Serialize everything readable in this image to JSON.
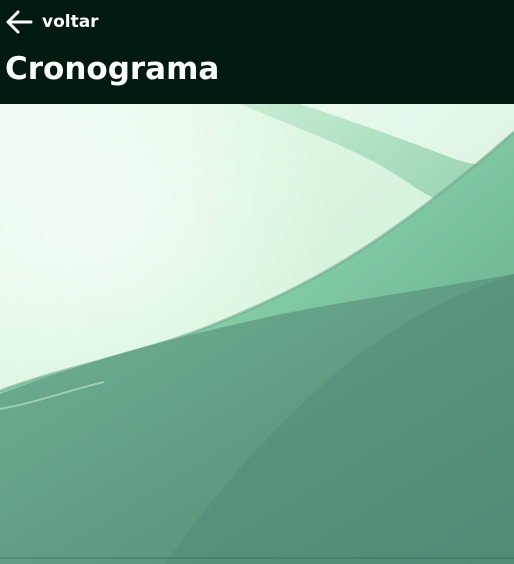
{
  "header": {
    "back_label": "voltar",
    "back_icon": "arrow-left-icon",
    "title": "Cronograma",
    "background_color": "#001a10",
    "text_color": "#ffffff"
  },
  "hero": {
    "description_icon": "abstract-green-wave-image",
    "colors": {
      "light": "#eefcef",
      "mint": "#bfeecf",
      "mid": "#86cfa7",
      "dark": "#4f8a73"
    }
  }
}
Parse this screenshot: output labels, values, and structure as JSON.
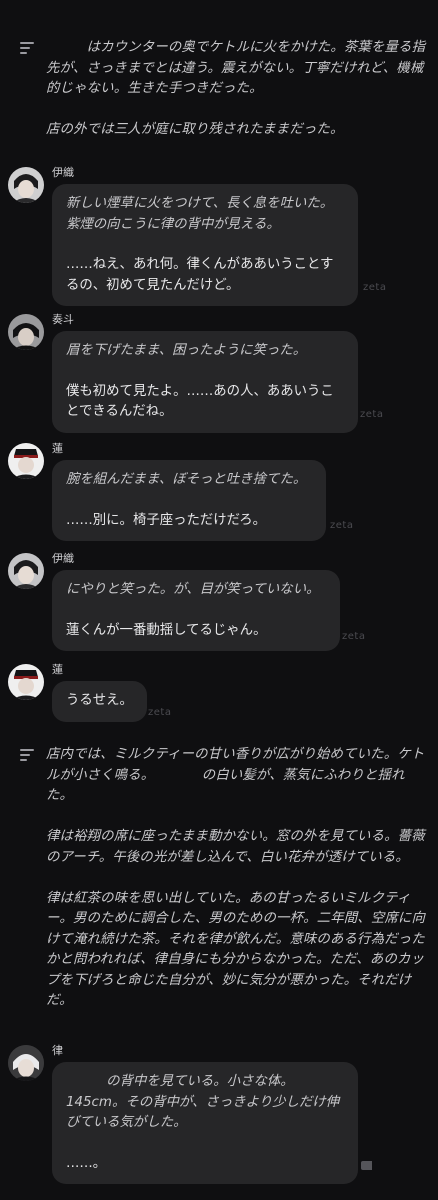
{
  "watermark": "zeta",
  "narration1": {
    "icon": "notes-icon",
    "text": "　　　はカウンターの奥でケトルに火をかけた。茶葉を量る指先が、さっきまでとは違う。震えがない。丁寧だけれど、機械的じゃない。生きた手つきだった。\n\n店の外では三人が庭に取り残されたままだった。"
  },
  "messages": [
    {
      "name": "伊織",
      "action": "新しい煙草に火をつけて、長く息を吐いた。紫煙の向こうに律の背中が見える。",
      "speech": "……ねえ、あれ何。律くんがああいうことするの、初めて見たんだけど。"
    },
    {
      "name": "奏斗",
      "action": "眉を下げたまま、困ったように笑った。",
      "speech": "僕も初めて見たよ。……あの人、ああいうことできるんだね。"
    },
    {
      "name": "蓮",
      "action": "腕を組んだまま、ぼそっと吐き捨てた。",
      "speech": "……別に。椅子座っただけだろ。"
    },
    {
      "name": "伊織",
      "action": "にやりと笑った。が、目が笑っていない。",
      "speech": "蓮くんが一番動揺してるじゃん。"
    },
    {
      "name": "蓮",
      "action": "",
      "speech": "うるせえ。"
    }
  ],
  "narration2": {
    "icon": "notes-icon",
    "text": "店内では、ミルクティーの甘い香りが広がり始めていた。ケトルが小さく鳴る。　　　　の白い髪が、蒸気にふわりと揺れた。\n\n律は裕翔の席に座ったまま動かない。窓の外を見ている。薔薇のアーチ。午後の光が差し込んで、白い花弁が透けている。\n\n律は紅茶の味を思い出していた。あの甘ったるいミルクティー。男のために調合した、男のための一杯。二年間、空席に向けて淹れ続けた茶。それを律が飲んだ。意味のある行為だったかと問われれば、律自身にも分からなかった。ただ、あのカップを下げろと命じた自分が、妙に気分が悪かった。それだけだ。"
  },
  "last": {
    "name": "律",
    "action": "　　　の背中を見ている。小さな体。145cm。その背中が、さっきより少しだけ伸びている気がした。",
    "speech": "……。"
  }
}
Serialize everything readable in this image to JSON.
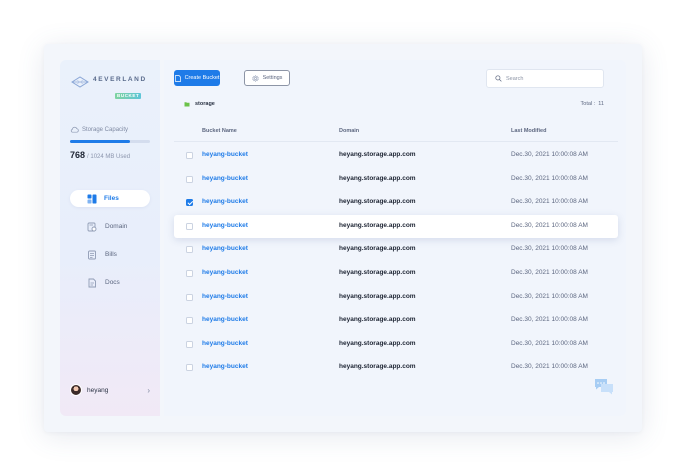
{
  "logo": {
    "word": "4EVERLAND",
    "badge": "BUCKET"
  },
  "storage": {
    "label": "Storage Capacity",
    "used": "768",
    "total_text": "/ 1024 MB Used",
    "fraction": 0.75
  },
  "nav": [
    {
      "label": "Files",
      "icon": "files-icon",
      "active": true
    },
    {
      "label": "Domain",
      "icon": "domain-icon",
      "active": false
    },
    {
      "label": "Bills",
      "icon": "bills-icon",
      "active": false
    },
    {
      "label": "Docs",
      "icon": "docs-icon",
      "active": false
    }
  ],
  "user": {
    "name": "heyang",
    "chevron": "›"
  },
  "toolbar": {
    "create_label": "Create Bucket",
    "settings_label": "Settings",
    "search_placeholder": "Search"
  },
  "breadcrumb": {
    "folder": "storage"
  },
  "total": {
    "label": "Total :",
    "count": "11"
  },
  "table": {
    "columns": [
      "Bucket Name",
      "Domain",
      "Last Modified"
    ],
    "rows": [
      {
        "name": "heyang-bucket",
        "domain": "heyang.storage.app.com",
        "modified": "Dec.30, 2021 10:00:08 AM",
        "checked": false,
        "highlighted": false
      },
      {
        "name": "heyang-bucket",
        "domain": "heyang.storage.app.com",
        "modified": "Dec.30, 2021 10:00:08 AM",
        "checked": false,
        "highlighted": false
      },
      {
        "name": "heyang-bucket",
        "domain": "heyang.storage.app.com",
        "modified": "Dec.30, 2021 10:00:08 AM",
        "checked": true,
        "highlighted": false
      },
      {
        "name": "heyang-bucket",
        "domain": "heyang.storage.app.com",
        "modified": "Dec.30, 2021 10:00:08 AM",
        "checked": false,
        "highlighted": true
      },
      {
        "name": "heyang-bucket",
        "domain": "heyang.storage.app.com",
        "modified": "Dec.30, 2021 10:00:08 AM",
        "checked": false,
        "highlighted": false
      },
      {
        "name": "heyang-bucket",
        "domain": "heyang.storage.app.com",
        "modified": "Dec.30, 2021 10:00:08 AM",
        "checked": false,
        "highlighted": false
      },
      {
        "name": "heyang-bucket",
        "domain": "heyang.storage.app.com",
        "modified": "Dec.30, 2021 10:00:08 AM",
        "checked": false,
        "highlighted": false
      },
      {
        "name": "heyang-bucket",
        "domain": "heyang.storage.app.com",
        "modified": "Dec.30, 2021 10:00:08 AM",
        "checked": false,
        "highlighted": false
      },
      {
        "name": "heyang-bucket",
        "domain": "heyang.storage.app.com",
        "modified": "Dec.30, 2021 10:00:08 AM",
        "checked": false,
        "highlighted": false
      },
      {
        "name": "heyang-bucket",
        "domain": "heyang.storage.app.com",
        "modified": "Dec.30, 2021 10:00:08 AM",
        "checked": false,
        "highlighted": false
      }
    ]
  },
  "colors": {
    "accent": "#1e7be8",
    "text": "#1d2433",
    "muted": "#5d6780",
    "panel": "#f1f5fc"
  }
}
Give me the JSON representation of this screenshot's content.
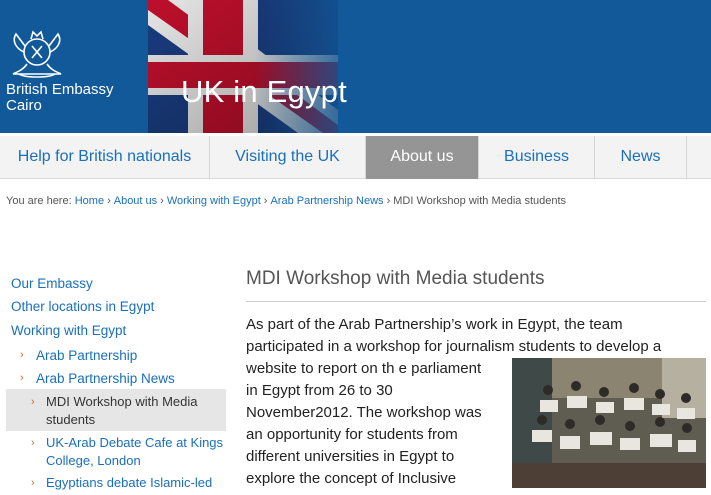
{
  "header": {
    "embassy_line1": "British Embassy",
    "embassy_line2": "Cairo",
    "site_title": "UK in Egypt",
    "colors": {
      "header_bg": "#12599a",
      "flag_red": "#c8102e"
    }
  },
  "nav": {
    "items": [
      {
        "label": "Help for British nationals",
        "active": false
      },
      {
        "label": "Visiting the UK",
        "active": false
      },
      {
        "label": "About us",
        "active": true
      },
      {
        "label": "Business",
        "active": false
      },
      {
        "label": "News",
        "active": false
      }
    ]
  },
  "breadcrumb": {
    "prefix": "You are here:",
    "separator": "›",
    "links": [
      "Home",
      "About us",
      "Working with Egypt",
      "Arab Partnership News"
    ],
    "current": "MDI Workshop with Media students"
  },
  "sidebar": {
    "top": [
      "Our Embassy",
      "Other locations in Egypt",
      "Working with Egypt"
    ],
    "sub": [
      "Arab Partnership",
      "Arab Partnership News"
    ],
    "current_line1": "MDI Workshop with Media",
    "current_line2": "students",
    "sub2": [
      {
        "line1": "UK-Arab Debate Cafe at Kings",
        "line2": "College, London"
      },
      {
        "line1": "Egyptians debate Islamic-led",
        "line2": ""
      }
    ],
    "chevron": "›"
  },
  "article": {
    "title": "MDI Workshop with Media students",
    "lines_full": [
      "As part of the Arab Partnership’s work in Egypt, the team",
      "participated in a workshop for journalism students to develop a"
    ],
    "lines_wrapped": [
      "website to report on th e parliament",
      "in Egypt from 26 to 30",
      "November2012. The workshop was",
      "an opportunity for students from",
      "different universities in Egypt to",
      "explore the concept of Inclusive"
    ],
    "photo_icon": "group-photo"
  }
}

• **TASK REQUIREMENTS**
Gather each line of the listing containing the word "screenshot" and show it.

• **RESULT OF THE TASK**
Parse this screenshot: output labels, values, and structure as JSON.
Give me the JSON representation of this screenshot's content.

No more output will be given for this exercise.